### DATA SHOWN
┏━━

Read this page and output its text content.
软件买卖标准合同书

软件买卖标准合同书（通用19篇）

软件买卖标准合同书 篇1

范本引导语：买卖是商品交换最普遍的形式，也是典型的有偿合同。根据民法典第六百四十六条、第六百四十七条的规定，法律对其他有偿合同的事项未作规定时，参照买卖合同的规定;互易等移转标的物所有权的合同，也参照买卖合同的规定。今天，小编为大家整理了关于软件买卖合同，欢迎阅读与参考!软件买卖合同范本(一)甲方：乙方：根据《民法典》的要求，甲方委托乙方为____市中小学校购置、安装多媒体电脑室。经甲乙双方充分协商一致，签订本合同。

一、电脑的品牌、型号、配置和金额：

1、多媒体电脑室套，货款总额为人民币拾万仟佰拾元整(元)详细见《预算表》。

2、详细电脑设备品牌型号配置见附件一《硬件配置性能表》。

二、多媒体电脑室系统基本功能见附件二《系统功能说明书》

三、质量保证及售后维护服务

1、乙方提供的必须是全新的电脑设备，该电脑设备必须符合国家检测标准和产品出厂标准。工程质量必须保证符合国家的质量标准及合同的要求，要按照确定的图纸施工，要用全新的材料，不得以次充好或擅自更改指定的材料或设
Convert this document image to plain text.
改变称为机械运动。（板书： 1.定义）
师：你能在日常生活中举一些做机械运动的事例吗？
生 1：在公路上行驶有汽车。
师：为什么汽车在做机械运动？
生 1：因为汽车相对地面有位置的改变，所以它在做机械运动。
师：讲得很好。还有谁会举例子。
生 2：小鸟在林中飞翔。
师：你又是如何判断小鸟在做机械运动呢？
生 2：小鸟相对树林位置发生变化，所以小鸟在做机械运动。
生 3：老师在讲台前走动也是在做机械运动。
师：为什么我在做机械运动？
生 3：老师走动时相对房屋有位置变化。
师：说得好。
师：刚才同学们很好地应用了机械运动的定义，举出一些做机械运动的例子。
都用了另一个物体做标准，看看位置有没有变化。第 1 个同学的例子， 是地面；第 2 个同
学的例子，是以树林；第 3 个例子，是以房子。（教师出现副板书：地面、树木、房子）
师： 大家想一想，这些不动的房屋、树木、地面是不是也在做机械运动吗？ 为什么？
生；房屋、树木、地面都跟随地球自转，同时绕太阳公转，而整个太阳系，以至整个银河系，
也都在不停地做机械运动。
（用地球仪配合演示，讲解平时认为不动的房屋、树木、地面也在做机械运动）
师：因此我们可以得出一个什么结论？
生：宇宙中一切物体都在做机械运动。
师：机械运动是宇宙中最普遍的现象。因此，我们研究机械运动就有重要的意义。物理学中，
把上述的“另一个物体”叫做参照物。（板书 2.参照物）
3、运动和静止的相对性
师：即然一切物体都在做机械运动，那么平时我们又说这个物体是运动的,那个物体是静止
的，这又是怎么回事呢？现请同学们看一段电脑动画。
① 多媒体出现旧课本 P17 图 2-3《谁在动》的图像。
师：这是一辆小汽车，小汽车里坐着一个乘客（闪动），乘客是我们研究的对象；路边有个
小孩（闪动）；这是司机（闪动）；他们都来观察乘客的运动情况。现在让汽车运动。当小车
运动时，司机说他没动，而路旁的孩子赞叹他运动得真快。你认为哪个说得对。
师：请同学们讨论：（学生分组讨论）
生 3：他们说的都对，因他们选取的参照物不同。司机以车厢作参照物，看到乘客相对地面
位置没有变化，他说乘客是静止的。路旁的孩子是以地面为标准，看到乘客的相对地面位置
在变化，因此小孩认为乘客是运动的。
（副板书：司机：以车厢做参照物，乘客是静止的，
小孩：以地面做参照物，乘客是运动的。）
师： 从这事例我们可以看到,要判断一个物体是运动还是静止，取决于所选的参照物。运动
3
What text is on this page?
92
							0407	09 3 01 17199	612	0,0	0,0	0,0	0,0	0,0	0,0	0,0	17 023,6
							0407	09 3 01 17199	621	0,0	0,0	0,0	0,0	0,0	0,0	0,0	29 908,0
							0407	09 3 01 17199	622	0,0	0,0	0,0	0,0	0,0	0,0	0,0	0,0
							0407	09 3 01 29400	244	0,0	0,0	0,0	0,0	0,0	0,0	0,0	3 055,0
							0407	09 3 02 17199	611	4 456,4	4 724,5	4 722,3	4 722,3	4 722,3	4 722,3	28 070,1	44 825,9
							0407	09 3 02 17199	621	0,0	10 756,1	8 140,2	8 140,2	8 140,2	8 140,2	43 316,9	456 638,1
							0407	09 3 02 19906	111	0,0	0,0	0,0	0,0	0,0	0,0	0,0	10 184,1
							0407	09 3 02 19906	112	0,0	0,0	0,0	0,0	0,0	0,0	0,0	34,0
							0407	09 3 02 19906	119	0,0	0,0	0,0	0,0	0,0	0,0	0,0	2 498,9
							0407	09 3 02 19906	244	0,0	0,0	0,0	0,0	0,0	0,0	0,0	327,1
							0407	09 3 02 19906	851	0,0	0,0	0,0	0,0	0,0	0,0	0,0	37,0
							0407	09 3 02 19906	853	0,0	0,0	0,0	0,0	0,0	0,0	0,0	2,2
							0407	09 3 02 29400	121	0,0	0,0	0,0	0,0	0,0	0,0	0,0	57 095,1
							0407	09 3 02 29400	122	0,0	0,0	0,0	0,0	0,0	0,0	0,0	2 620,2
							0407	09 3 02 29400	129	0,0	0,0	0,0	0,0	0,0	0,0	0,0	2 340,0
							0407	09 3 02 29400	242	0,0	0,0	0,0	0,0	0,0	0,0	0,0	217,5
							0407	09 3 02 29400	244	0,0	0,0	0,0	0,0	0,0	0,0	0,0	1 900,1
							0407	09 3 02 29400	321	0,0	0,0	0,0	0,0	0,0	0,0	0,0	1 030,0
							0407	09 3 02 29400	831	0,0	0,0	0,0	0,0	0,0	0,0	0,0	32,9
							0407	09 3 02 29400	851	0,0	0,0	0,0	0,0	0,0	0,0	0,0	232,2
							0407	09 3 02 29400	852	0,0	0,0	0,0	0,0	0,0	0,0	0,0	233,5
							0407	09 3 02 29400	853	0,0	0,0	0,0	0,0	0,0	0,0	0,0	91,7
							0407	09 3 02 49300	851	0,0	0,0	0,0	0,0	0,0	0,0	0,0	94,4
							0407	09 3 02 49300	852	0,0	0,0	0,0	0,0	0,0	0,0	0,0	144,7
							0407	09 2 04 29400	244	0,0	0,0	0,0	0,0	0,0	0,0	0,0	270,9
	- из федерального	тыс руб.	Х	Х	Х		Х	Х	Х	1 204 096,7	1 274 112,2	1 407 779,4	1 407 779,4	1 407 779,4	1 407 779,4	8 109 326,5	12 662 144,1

┗━━

### EXERCISE TASK
Every entry must be retyped in full, exactly as given.

### RESULT OF THE EXERCISE
Read this page and output its text content.
软件买卖标准合同书

软件买卖标准合同书（通用19篇）

软件买卖标准合同书 篇1

范本引导语：买卖是商品交换最普遍的形式，也是典型的有偿合同。根据民法典第六百四十六条、第六百四十七条的规定，法律对其他有偿合同的事项未作规定时，参照买卖合同的规定;互易等移转标的物所有权的合同，也参照买卖合同的规定。今天，小编为大家整理了关于软件买卖合同，欢迎阅读与参考!软件买卖合同范本(一)甲方：乙方：根据《民法典》的要求，甲方委托乙方为____市中小学校购置、安装多媒体电脑室。经甲乙双方充分协商一致，签订本合同。

一、电脑的品牌、型号、配置和金额：

1、多媒体电脑室套，货款总额为人民币拾万仟佰拾元整(元)详细见《预算表》。

2、详细电脑设备品牌型号配置见附件一《硬件配置性能表》。

二、多媒体电脑室系统基本功能见附件二《系统功能说明书》

三、质量保证及售后维护服务

1、乙方提供的必须是全新的电脑设备，该电脑设备必须符合国家检测标准和产品出厂标准。工程质量必须保证符合国家的质量标准及合同的要求，要按照确定的图纸施工，要用全新的材料，不得以次充好或擅自更改指定的材料或设
Convert this document image to plain text.
改变称为机械运动。（板书： 1.定义）
师：你能在日常生活中举一些做机械运动的事例吗？
生 1：在公路上行驶有汽车。
师：为什么汽车在做机械运动？
生 1：因为汽车相对地面有位置的改变，所以它在做机械运动。
师：讲得很好。还有谁会举例子。
生 2：小鸟在林中飞翔。
师：你又是如何判断小鸟在做机械运动呢？
生 2：小鸟相对树林位置发生变化，所以小鸟在做机械运动。
生 3：老师在讲台前走动也是在做机械运动。
师：为什么我在做机械运动？
生 3：老师走动时相对房屋有位置变化。
师：说得好。
师：刚才同学们很好地应用了机械运动的定义，举出一些做机械运动的例子。
都用了另一个物体做标准，看看位置有没有变化。第 1 个同学的例子， 是地面；第 2 个同
学的例子，是以树林；第 3 个例子，是以房子。（教师出现副板书：地面、树木、房子）
师： 大家想一想，这些不动的房屋、树木、地面是不是也在做机械运动吗？ 为什么？
生；房屋、树木、地面都跟随地球自转，同时绕太阳公转，而整个太阳系，以至整个银河系，
也都在不停地做机械运动。
（用地球仪配合演示，讲解平时认为不动的房屋、树木、地面也在做机械运动）
师：因此我们可以得出一个什么结论？
生：宇宙中一切物体都在做机械运动。
师：机械运动是宇宙中最普遍的现象。因此，我们研究机械运动就有重要的意义。物理学中，
把上述的“另一个物体”叫做参照物。（板书 2.参照物）
3、运动和静止的相对性
师：即然一切物体都在做机械运动，那么平时我们又说这个物体是运动的,那个物体是静止
的，这又是怎么回事呢？现请同学们看一段电脑动画。
① 多媒体出现旧课本 P17 图 2-3《谁在动》的图像。
师：这是一辆小汽车，小汽车里坐着一个乘客（闪动），乘客是我们研究的对象；路边有个
小孩（闪动）；这是司机（闪动）；他们都来观察乘客的运动情况。现在让汽车运动。当小车
运动时，司机说他没动，而路旁的孩子赞叹他运动得真快。你认为哪个说得对。
师：请同学们讨论：（学生分组讨论）
生 3：他们说的都对，因他们选取的参照物不同。司机以车厢作参照物，看到乘客相对地面
位置没有变化，他说乘客是静止的。路旁的孩子是以地面为标准，看到乘客的相对地面位置
在变化，因此小孩认为乘客是运动的。
（副板书：司机：以车厢做参照物，乘客是静止的，
小孩：以地面做参照物，乘客是运动的。）
师： 从这事例我们可以看到,要判断一个物体是运动还是静止，取决于所选的参照物。运动
3
What text is on this page?
92
							0407	09 3 01 17199	612	0,0	0,0	0,0	0,0	0,0	0,0	0,0	17 023,6
							0407	09 3 01 17199	621	0,0	0,0	0,0	0,0	0,0	0,0	0,0	29 908,0
							0407	09 3 01 17199	622	0,0	0,0	0,0	0,0	0,0	0,0	0,0	0,0
							0407	09 3 01 29400	244	0,0	0,0	0,0	0,0	0,0	0,0	0,0	3 055,0
							0407	09 3 02 17199	611	4 456,4	4 724,5	4 722,3	4 722,3	4 722,3	4 722,3	28 070,1	44 825,9
							0407	09 3 02 17199	621	0,0	10 756,1	8 140,2	8 140,2	8 140,2	8 140,2	43 316,9	456 638,1
							0407	09 3 02 19906	111	0,0	0,0	0,0	0,0	0,0	0,0	0,0	10 184,1
							0407	09 3 02 19906	112	0,0	0,0	0,0	0,0	0,0	0,0	0,0	34,0
							0407	09 3 02 19906	119	0,0	0,0	0,0	0,0	0,0	0,0	0,0	2 498,9
							0407	09 3 02 19906	244	0,0	0,0	0,0	0,0	0,0	0,0	0,0	327,1
							0407	09 3 02 19906	851	0,0	0,0	0,0	0,0	0,0	0,0	0,0	37,0
							0407	09 3 02 19906	853	0,0	0,0	0,0	0,0	0,0	0,0	0,0	2,2
							0407	09 3 02 29400	121	0,0	0,0	0,0	0,0	0,0	0,0	0,0	57 095,1
							0407	09 3 02 29400	122	0,0	0,0	0,0	0,0	0,0	0,0	0,0	2 620,2
							0407	09 3 02 29400	129	0,0	0,0	0,0	0,0	0,0	0,0	0,0	2 340,0
							0407	09 3 02 29400	242	0,0	0,0	0,0	0,0	0,0	0,0	0,0	217,5
							0407	09 3 02 29400	244	0,0	0,0	0,0	0,0	0,0	0,0	0,0	1 900,1
							0407	09 3 02 29400	321	0,0	0,0	0,0	0,0	0,0	0,0	0,0	1 030,0
							0407	09 3 02 29400	831	0,0	0,0	0,0	0,0	0,0	0,0	0,0	32,9
							0407	09 3 02 29400	851	0,0	0,0	0,0	0,0	0,0	0,0	0,0	232,2
							0407	09 3 02 29400	852	0,0	0,0	0,0	0,0	0,0	0,0	0,0	233,5
							0407	09 3 02 29400	853	0,0	0,0	0,0	0,0	0,0	0,0	0,0	91,7
							0407	09 3 02 49300	851	0,0	0,0	0,0	0,0	0,0	0,0	0,0	94,4
							0407	09 3 02 49300	852	0,0	0,0	0,0	0,0	0,0	0,0	0,0	144,7
							0407	09 2 04 29400	244	0,0	0,0	0,0	0,0	0,0	0,0	0,0	270,9
	- из федерального	тыс руб.	Х	Х	Х		Х	Х	Х	1 204 096,7	1 274 112,2	1 407 779,4	1 407 779,4	1 407 779,4	1 407 779,4	8 109 326,5	12 662 144,1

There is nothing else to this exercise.